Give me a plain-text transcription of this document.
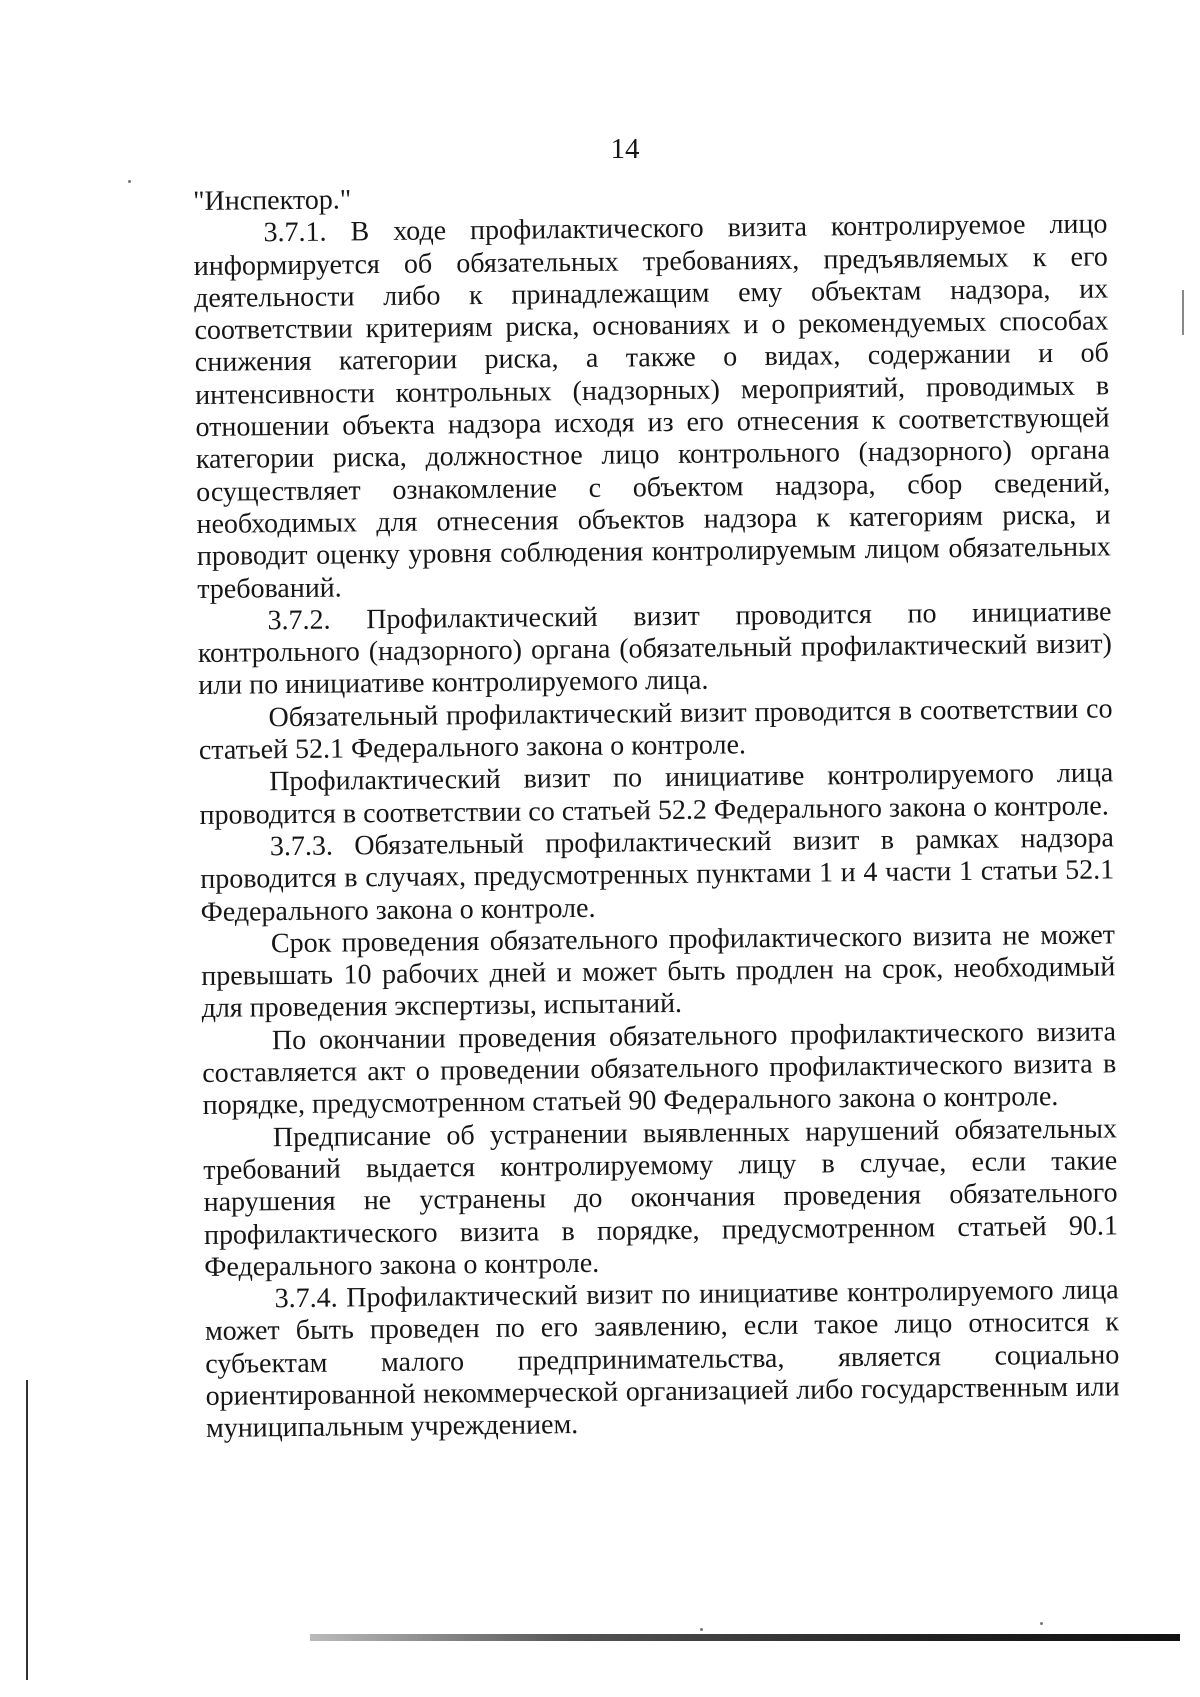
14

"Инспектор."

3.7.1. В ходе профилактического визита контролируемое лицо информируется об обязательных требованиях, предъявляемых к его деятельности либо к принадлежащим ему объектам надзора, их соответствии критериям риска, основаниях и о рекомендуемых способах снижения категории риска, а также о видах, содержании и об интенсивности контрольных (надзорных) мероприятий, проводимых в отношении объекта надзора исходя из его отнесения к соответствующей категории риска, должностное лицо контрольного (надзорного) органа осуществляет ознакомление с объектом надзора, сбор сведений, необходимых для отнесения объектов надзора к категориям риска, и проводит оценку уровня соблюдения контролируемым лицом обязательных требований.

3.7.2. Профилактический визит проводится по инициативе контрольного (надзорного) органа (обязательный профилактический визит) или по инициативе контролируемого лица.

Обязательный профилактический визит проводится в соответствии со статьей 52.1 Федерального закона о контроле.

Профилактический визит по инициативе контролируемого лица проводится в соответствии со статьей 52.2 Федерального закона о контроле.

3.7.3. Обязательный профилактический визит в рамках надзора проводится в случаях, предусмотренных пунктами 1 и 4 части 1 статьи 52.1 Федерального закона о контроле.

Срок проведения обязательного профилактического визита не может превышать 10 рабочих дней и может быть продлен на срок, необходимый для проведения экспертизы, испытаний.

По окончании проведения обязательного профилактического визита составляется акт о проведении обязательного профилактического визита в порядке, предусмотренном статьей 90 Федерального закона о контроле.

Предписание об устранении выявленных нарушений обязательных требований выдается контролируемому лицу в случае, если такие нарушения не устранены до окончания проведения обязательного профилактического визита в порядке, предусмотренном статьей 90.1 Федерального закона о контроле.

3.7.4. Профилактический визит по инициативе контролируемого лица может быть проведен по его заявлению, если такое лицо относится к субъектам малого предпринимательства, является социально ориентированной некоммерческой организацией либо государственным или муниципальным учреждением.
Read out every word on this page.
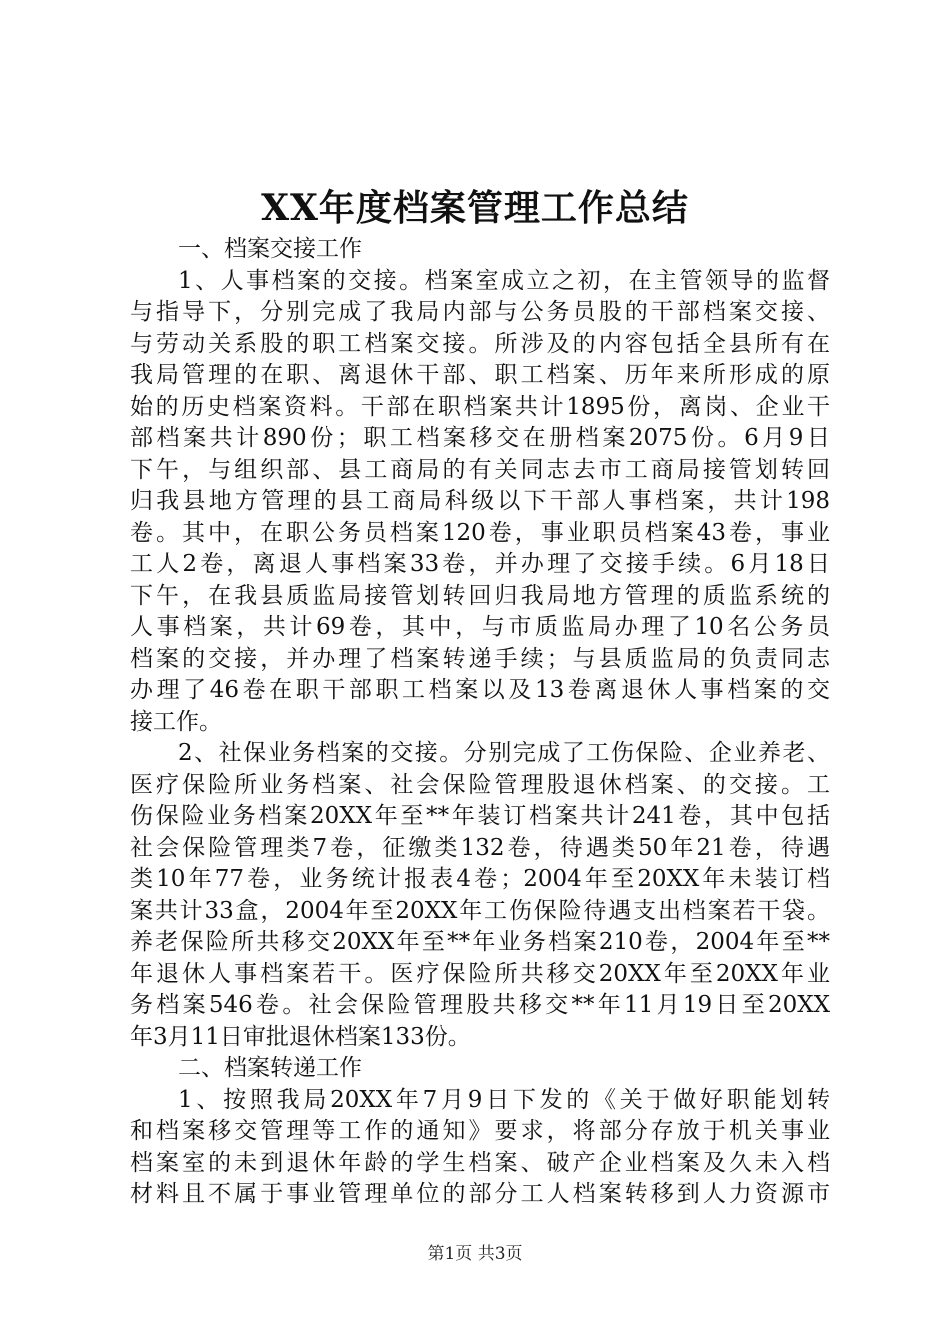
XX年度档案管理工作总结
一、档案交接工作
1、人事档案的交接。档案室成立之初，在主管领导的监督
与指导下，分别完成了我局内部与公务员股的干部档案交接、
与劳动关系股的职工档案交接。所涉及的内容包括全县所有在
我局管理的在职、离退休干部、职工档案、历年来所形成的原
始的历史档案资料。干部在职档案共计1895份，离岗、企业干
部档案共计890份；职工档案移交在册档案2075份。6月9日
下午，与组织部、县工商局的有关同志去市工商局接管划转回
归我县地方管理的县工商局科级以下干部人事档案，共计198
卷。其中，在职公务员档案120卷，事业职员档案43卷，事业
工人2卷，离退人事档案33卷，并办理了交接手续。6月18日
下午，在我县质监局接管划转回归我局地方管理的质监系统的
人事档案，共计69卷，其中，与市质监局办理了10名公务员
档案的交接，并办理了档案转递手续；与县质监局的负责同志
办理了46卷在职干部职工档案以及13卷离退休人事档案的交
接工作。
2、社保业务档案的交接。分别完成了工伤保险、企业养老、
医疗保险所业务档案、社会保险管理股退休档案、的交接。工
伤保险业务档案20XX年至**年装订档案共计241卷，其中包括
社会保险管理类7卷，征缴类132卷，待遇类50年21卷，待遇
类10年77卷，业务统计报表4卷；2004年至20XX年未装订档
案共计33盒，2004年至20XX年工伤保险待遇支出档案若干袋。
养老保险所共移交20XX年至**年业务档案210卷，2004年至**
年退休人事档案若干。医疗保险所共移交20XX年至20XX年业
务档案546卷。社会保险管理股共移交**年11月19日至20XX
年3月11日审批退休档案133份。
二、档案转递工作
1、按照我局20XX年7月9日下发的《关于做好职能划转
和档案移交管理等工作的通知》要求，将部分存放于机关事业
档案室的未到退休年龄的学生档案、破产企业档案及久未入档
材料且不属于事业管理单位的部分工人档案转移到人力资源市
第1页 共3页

_STATED TASK_
Images should not appear in the copy; retype the listing above exactly.

_FULL SOLUTION_
Give me a plain-text transcription of this document.
14

"Инспектор."

3.7.1. В ходе профилактического визита контролируемое лицо информируется об обязательных требованиях, предъявляемых к его деятельности либо к принадлежащим ему объектам надзора, их соответствии критериям риска, основаниях и о рекомендуемых способах снижения категории риска, а также о видах, содержании и об интенсивности контрольных (надзорных) мероприятий, проводимых в отношении объекта надзора исходя из его отнесения к соответствующей категории риска, должностное лицо контрольного (надзорного) органа осуществляет ознакомление с объектом надзора, сбор сведений, необходимых для отнесения объектов надзора к категориям риска, и проводит оценку уровня соблюдения контролируемым лицом обязательных требований.

3.7.2. Профилактический визит проводится по инициативе контрольного (надзорного) органа (обязательный профилактический визит) или по инициативе контролируемого лица.

Обязательный профилактический визит проводится в соответствии со статьей 52.1 Федерального закона о контроле.

Профилактический визит по инициативе контролируемого лица проводится в соответствии со статьей 52.2 Федерального закона о контроле.

3.7.3. Обязательный профилактический визит в рамках надзора проводится в случаях, предусмотренных пунктами 1 и 4 части 1 статьи 52.1 Федерального закона о контроле.

Срок проведения обязательного профилактического визита не может превышать 10 рабочих дней и может быть продлен на срок, необходимый для проведения экспертизы, испытаний.

По окончании проведения обязательного профилактического визита составляется акт о проведении обязательного профилактического визита в порядке, предусмотренном статьей 90 Федерального закона о контроле.

Предписание об устранении выявленных нарушений обязательных требований выдается контролируемому лицу в случае, если такие нарушения не устранены до окончания проведения обязательного профилактического визита в порядке, предусмотренном статьей 90.1 Федерального закона о контроле.

3.7.4. Профилактический визит по инициативе контролируемого лица может быть проведен по его заявлению, если такое лицо относится к субъектам малого предпринимательства, является социально ориентированной некоммерческой организацией либо государственным или муниципальным учреждением.
Read out every word on this page.
XX年度档案管理工作总结
一、档案交接工作
1、人事档案的交接。档案室成立之初，在主管领导的监督
与指导下，分别完成了我局内部与公务员股的干部档案交接、
与劳动关系股的职工档案交接。所涉及的内容包括全县所有在
我局管理的在职、离退休干部、职工档案、历年来所形成的原
始的历史档案资料。干部在职档案共计1895份，离岗、企业干
部档案共计890份；职工档案移交在册档案2075份。6月9日
下午，与组织部、县工商局的有关同志去市工商局接管划转回
归我县地方管理的县工商局科级以下干部人事档案，共计198
卷。其中，在职公务员档案120卷，事业职员档案43卷，事业
工人2卷，离退人事档案33卷，并办理了交接手续。6月18日
下午，在我县质监局接管划转回归我局地方管理的质监系统的
人事档案，共计69卷，其中，与市质监局办理了10名公务员
档案的交接，并办理了档案转递手续；与县质监局的负责同志
办理了46卷在职干部职工档案以及13卷离退休人事档案的交
接工作。
2、社保业务档案的交接。分别完成了工伤保险、企业养老、
医疗保险所业务档案、社会保险管理股退休档案、的交接。工
伤保险业务档案20XX年至**年装订档案共计241卷，其中包括
社会保险管理类7卷，征缴类132卷，待遇类50年21卷，待遇
类10年77卷，业务统计报表4卷；2004年至20XX年未装订档
案共计33盒，2004年至20XX年工伤保险待遇支出档案若干袋。
养老保险所共移交20XX年至**年业务档案210卷，2004年至**
年退休人事档案若干。医疗保险所共移交20XX年至20XX年业
务档案546卷。社会保险管理股共移交**年11月19日至20XX
年3月11日审批退休档案133份。
二、档案转递工作
1、按照我局20XX年7月9日下发的《关于做好职能划转
和档案移交管理等工作的通知》要求，将部分存放于机关事业
档案室的未到退休年龄的学生档案、破产企业档案及久未入档
材料且不属于事业管理单位的部分工人档案转移到人力资源市
第1页 共3页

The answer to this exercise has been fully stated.